_TESTO DI RIFERIMENTO_:
Al via l’avventura delle comunità energetiche, un nuovo strumento che punta tutto sulla sostenibilità ambientale e sociale e che potrà avere risvolti molto interessanti anche per le imprese. Per cominciare basta un impianto per le rinnovabili e la voglia di mettersi insieme per il bene del territorio

Le Comunità energetiche rinnovabili (Cer) sono la grande novità del settore dell’energia. Se ne parla da tempo e finalmente, dopo l’ultimo inquadramento normativo, sono diventate una realtà. La comunicazione intorno alle Cer è sempre più diffusa e pervasiva: non è raro ormai imbattersi in pubblicità online e in TV ma anche sulla carta stampata. Ma cosa sono davvero le Cer? Come operano, chi può farne parte, quali sono i vantaggi? La norma da cui derivano è la direttiva Ue n. 2001 del 2018, ma la vera svolta per l’Italia sono stati il più recente decreto attuativo del 7 dicembre 2023 e la delibera di Arera (Autorità di regolazione per energia reti e ambiente) n. 727, con cui è stato approvato il Testo integrato autoconsumo diffuso, così come modificato e integrato sempre da Arera il 30 gennaio 2024.

_ESTRATTO DATI_:

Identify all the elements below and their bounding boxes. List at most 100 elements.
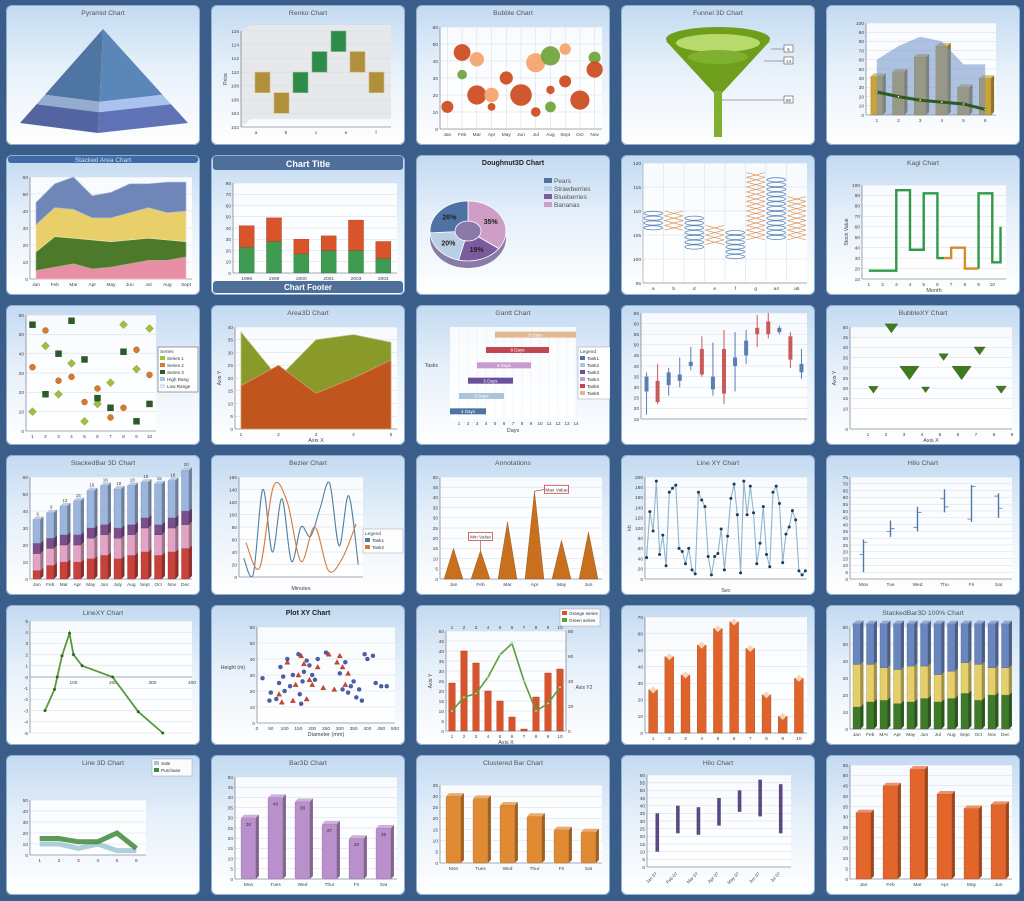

_COMPITO SCRITTO 1_: Secondo il testo di riferimento, qual è la norma da cui derivano le Comunità energetiche rinnovabili?
_COMPITO SCRITTO 2_: Elenca tutti i mezzi in cui, secondo il testo di riferimento, ormai non è raro imbattersi in pubblicità sulle Cer.

_RISPOSTA CORRETTA 1_: La direttiva Ue n. 2001 del 2018.

_RISPOSTA CORRETTA 2_: Online, TV, carta stampata.